» To be done
Output an exact reproduction of the data.

» Supplied data

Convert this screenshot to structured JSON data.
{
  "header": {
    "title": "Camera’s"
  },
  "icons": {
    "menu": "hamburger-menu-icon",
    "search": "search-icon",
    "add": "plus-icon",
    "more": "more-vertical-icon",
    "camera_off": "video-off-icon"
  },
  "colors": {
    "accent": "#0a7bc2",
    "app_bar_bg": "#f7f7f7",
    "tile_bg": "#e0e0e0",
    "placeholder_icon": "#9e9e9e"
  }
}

» Reply to the exercise
Convert this screenshot to structured JSON data.
{
  "header": {
    "title": "Camera’s"
  },
  "icons": {
    "menu": "hamburger-menu-icon",
    "search": "search-icon",
    "add": "plus-icon",
    "more": "more-vertical-icon",
    "camera_off": "video-off-icon"
  },
  "colors": {
    "accent": "#0a7bc2",
    "app_bar_bg": "#f7f7f7",
    "tile_bg": "#e0e0e0",
    "placeholder_icon": "#9e9e9e"
  }
}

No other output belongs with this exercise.